◆ Entries ◆

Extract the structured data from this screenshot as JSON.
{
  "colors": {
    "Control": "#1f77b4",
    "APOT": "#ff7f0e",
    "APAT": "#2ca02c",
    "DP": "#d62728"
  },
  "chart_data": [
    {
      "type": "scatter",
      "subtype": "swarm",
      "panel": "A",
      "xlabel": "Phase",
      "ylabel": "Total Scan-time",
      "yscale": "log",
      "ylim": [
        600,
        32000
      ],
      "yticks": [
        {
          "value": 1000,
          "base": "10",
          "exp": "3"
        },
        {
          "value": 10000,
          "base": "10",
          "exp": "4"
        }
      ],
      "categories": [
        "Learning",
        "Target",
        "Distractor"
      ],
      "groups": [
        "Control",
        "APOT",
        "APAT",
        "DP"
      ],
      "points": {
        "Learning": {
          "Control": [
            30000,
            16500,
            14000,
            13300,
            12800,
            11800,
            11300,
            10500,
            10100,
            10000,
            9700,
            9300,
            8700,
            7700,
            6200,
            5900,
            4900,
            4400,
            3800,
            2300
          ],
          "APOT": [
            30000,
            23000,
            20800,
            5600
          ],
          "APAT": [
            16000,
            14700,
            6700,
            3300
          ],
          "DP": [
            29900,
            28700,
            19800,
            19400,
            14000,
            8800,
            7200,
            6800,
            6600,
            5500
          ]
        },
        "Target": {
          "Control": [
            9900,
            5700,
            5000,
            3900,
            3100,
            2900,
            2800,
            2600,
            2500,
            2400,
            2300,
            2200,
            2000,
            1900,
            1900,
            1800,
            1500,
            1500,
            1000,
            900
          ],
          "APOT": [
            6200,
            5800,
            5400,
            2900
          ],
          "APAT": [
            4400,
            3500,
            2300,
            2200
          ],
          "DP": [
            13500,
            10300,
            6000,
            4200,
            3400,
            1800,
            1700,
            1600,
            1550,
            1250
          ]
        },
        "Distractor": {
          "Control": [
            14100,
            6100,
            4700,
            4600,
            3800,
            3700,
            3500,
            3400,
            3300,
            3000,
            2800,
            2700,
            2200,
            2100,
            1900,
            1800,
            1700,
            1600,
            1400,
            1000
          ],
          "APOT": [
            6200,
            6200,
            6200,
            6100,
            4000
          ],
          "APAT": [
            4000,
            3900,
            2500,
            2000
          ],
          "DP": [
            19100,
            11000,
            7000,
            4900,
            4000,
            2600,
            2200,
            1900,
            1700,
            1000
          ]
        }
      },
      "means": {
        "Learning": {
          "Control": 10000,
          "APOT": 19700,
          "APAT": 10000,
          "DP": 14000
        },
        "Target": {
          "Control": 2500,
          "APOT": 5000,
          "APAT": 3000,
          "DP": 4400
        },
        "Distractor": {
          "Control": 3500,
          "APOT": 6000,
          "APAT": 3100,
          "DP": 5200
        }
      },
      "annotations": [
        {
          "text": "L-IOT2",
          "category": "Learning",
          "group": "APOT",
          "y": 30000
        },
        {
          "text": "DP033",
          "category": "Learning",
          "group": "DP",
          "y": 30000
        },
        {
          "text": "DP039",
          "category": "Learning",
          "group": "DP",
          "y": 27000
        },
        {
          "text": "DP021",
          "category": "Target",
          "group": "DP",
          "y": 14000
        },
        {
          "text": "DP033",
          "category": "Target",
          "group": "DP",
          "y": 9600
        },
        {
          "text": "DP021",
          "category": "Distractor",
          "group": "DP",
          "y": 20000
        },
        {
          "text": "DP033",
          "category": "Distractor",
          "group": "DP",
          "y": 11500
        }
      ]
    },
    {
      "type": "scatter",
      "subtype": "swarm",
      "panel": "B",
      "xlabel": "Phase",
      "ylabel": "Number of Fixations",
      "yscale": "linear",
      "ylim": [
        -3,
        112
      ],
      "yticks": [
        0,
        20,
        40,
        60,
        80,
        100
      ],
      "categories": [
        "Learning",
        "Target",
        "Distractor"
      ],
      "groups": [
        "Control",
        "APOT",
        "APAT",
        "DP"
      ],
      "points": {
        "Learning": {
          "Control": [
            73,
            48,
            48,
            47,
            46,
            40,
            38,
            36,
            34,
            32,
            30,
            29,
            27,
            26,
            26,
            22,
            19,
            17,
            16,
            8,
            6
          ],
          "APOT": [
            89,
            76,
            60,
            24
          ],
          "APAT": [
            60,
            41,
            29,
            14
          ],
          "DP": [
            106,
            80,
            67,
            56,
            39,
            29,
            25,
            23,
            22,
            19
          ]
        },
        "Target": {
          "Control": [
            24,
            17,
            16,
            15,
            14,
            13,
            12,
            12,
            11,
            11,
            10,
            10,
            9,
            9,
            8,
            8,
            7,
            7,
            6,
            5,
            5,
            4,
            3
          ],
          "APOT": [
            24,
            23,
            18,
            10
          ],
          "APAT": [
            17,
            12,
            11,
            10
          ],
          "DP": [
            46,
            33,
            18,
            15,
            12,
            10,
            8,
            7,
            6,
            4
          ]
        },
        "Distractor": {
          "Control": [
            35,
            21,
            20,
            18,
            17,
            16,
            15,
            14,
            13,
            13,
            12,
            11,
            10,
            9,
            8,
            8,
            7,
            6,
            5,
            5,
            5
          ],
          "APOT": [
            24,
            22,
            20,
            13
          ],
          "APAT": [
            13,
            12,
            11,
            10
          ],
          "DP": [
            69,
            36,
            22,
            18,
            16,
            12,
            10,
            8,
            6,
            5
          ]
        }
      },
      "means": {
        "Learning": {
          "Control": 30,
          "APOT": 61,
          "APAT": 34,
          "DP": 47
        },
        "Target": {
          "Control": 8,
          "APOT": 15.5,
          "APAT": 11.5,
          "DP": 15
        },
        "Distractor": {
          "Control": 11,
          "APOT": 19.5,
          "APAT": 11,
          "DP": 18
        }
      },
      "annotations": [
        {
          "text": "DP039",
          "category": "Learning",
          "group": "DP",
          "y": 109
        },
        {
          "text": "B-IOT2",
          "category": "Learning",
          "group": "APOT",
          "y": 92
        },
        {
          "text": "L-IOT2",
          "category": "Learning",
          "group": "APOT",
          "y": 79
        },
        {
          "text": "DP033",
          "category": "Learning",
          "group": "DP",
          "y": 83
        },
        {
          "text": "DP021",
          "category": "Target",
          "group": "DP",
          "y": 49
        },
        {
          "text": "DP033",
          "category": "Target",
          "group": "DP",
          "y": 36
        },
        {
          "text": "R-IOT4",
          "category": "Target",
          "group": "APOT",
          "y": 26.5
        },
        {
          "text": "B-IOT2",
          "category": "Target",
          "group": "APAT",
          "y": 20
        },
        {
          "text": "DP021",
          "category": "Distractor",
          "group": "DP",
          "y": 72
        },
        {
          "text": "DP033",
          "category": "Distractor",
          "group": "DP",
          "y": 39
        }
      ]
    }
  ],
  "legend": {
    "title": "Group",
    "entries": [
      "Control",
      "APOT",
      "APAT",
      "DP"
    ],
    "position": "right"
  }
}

◆ Direction ◆
Would you copy out each line exactly as written?

◆ Written answer ◆
Extract the structured data from this screenshot as JSON.
{
  "colors": {
    "Control": "#1f77b4",
    "APOT": "#ff7f0e",
    "APAT": "#2ca02c",
    "DP": "#d62728"
  },
  "chart_data": [
    {
      "type": "scatter",
      "subtype": "swarm",
      "panel": "A",
      "xlabel": "Phase",
      "ylabel": "Total Scan-time",
      "yscale": "log",
      "ylim": [
        600,
        32000
      ],
      "yticks": [
        {
          "value": 1000,
          "base": "10",
          "exp": "3"
        },
        {
          "value": 10000,
          "base": "10",
          "exp": "4"
        }
      ],
      "categories": [
        "Learning",
        "Target",
        "Distractor"
      ],
      "groups": [
        "Control",
        "APOT",
        "APAT",
        "DP"
      ],
      "points": {
        "Learning": {
          "Control": [
            30000,
            16500,
            14000,
            13300,
            12800,
            11800,
            11300,
            10500,
            10100,
            10000,
            9700,
            9300,
            8700,
            7700,
            6200,
            5900,
            4900,
            4400,
            3800,
            2300
          ],
          "APOT": [
            30000,
            23000,
            20800,
            5600
          ],
          "APAT": [
            16000,
            14700,
            6700,
            3300
          ],
          "DP": [
            29900,
            28700,
            19800,
            19400,
            14000,
            8800,
            7200,
            6800,
            6600,
            5500
          ]
        },
        "Target": {
          "Control": [
            9900,
            5700,
            5000,
            3900,
            3100,
            2900,
            2800,
            2600,
            2500,
            2400,
            2300,
            2200,
            2000,
            1900,
            1900,
            1800,
            1500,
            1500,
            1000,
            900
          ],
          "APOT": [
            6200,
            5800,
            5400,
            2900
          ],
          "APAT": [
            4400,
            3500,
            2300,
            2200
          ],
          "DP": [
            13500,
            10300,
            6000,
            4200,
            3400,
            1800,
            1700,
            1600,
            1550,
            1250
          ]
        },
        "Distractor": {
          "Control": [
            14100,
            6100,
            4700,
            4600,
            3800,
            3700,
            3500,
            3400,
            3300,
            3000,
            2800,
            2700,
            2200,
            2100,
            1900,
            1800,
            1700,
            1600,
            1400,
            1000
          ],
          "APOT": [
            6200,
            6200,
            6200,
            6100,
            4000
          ],
          "APAT": [
            4000,
            3900,
            2500,
            2000
          ],
          "DP": [
            19100,
            11000,
            7000,
            4900,
            4000,
            2600,
            2200,
            1900,
            1700,
            1000
          ]
        }
      },
      "means": {
        "Learning": {
          "Control": 10000,
          "APOT": 19700,
          "APAT": 10000,
          "DP": 14000
        },
        "Target": {
          "Control": 2500,
          "APOT": 5000,
          "APAT": 3000,
          "DP": 4400
        },
        "Distractor": {
          "Control": 3500,
          "APOT": 6000,
          "APAT": 3100,
          "DP": 5200
        }
      },
      "annotations": [
        {
          "text": "L-IOT2",
          "category": "Learning",
          "group": "APOT",
          "y": 30000
        },
        {
          "text": "DP033",
          "category": "Learning",
          "group": "DP",
          "y": 30000
        },
        {
          "text": "DP039",
          "category": "Learning",
          "group": "DP",
          "y": 27000
        },
        {
          "text": "DP021",
          "category": "Target",
          "group": "DP",
          "y": 14000
        },
        {
          "text": "DP033",
          "category": "Target",
          "group": "DP",
          "y": 9600
        },
        {
          "text": "DP021",
          "category": "Distractor",
          "group": "DP",
          "y": 20000
        },
        {
          "text": "DP033",
          "category": "Distractor",
          "group": "DP",
          "y": 11500
        }
      ]
    },
    {
      "type": "scatter",
      "subtype": "swarm",
      "panel": "B",
      "xlabel": "Phase",
      "ylabel": "Number of Fixations",
      "yscale": "linear",
      "ylim": [
        -3,
        112
      ],
      "yticks": [
        0,
        20,
        40,
        60,
        80,
        100
      ],
      "categories": [
        "Learning",
        "Target",
        "Distractor"
      ],
      "groups": [
        "Control",
        "APOT",
        "APAT",
        "DP"
      ],
      "points": {
        "Learning": {
          "Control": [
            73,
            48,
            48,
            47,
            46,
            40,
            38,
            36,
            34,
            32,
            30,
            29,
            27,
            26,
            26,
            22,
            19,
            17,
            16,
            8,
            6
          ],
          "APOT": [
            89,
            76,
            60,
            24
          ],
          "APAT": [
            60,
            41,
            29,
            14
          ],
          "DP": [
            106,
            80,
            67,
            56,
            39,
            29,
            25,
            23,
            22,
            19
          ]
        },
        "Target": {
          "Control": [
            24,
            17,
            16,
            15,
            14,
            13,
            12,
            12,
            11,
            11,
            10,
            10,
            9,
            9,
            8,
            8,
            7,
            7,
            6,
            5,
            5,
            4,
            3
          ],
          "APOT": [
            24,
            23,
            18,
            10
          ],
          "APAT": [
            17,
            12,
            11,
            10
          ],
          "DP": [
            46,
            33,
            18,
            15,
            12,
            10,
            8,
            7,
            6,
            4
          ]
        },
        "Distractor": {
          "Control": [
            35,
            21,
            20,
            18,
            17,
            16,
            15,
            14,
            13,
            13,
            12,
            11,
            10,
            9,
            8,
            8,
            7,
            6,
            5,
            5,
            5
          ],
          "APOT": [
            24,
            22,
            20,
            13
          ],
          "APAT": [
            13,
            12,
            11,
            10
          ],
          "DP": [
            69,
            36,
            22,
            18,
            16,
            12,
            10,
            8,
            6,
            5
          ]
        }
      },
      "means": {
        "Learning": {
          "Control": 30,
          "APOT": 61,
          "APAT": 34,
          "DP": 47
        },
        "Target": {
          "Control": 8,
          "APOT": 15.5,
          "APAT": 11.5,
          "DP": 15
        },
        "Distractor": {
          "Control": 11,
          "APOT": 19.5,
          "APAT": 11,
          "DP": 18
        }
      },
      "annotations": [
        {
          "text": "DP039",
          "category": "Learning",
          "group": "DP",
          "y": 109
        },
        {
          "text": "B-IOT2",
          "category": "Learning",
          "group": "APOT",
          "y": 92
        },
        {
          "text": "L-IOT2",
          "category": "Learning",
          "group": "APOT",
          "y": 79
        },
        {
          "text": "DP033",
          "category": "Learning",
          "group": "DP",
          "y": 83
        },
        {
          "text": "DP021",
          "category": "Target",
          "group": "DP",
          "y": 49
        },
        {
          "text": "DP033",
          "category": "Target",
          "group": "DP",
          "y": 36
        },
        {
          "text": "R-IOT4",
          "category": "Target",
          "group": "APOT",
          "y": 26.5
        },
        {
          "text": "B-IOT2",
          "category": "Target",
          "group": "APAT",
          "y": 20
        },
        {
          "text": "DP021",
          "category": "Distractor",
          "group": "DP",
          "y": 72
        },
        {
          "text": "DP033",
          "category": "Distractor",
          "group": "DP",
          "y": 39
        }
      ]
    }
  ],
  "legend": {
    "title": "Group",
    "entries": [
      "Control",
      "APOT",
      "APAT",
      "DP"
    ],
    "position": "right"
  }
}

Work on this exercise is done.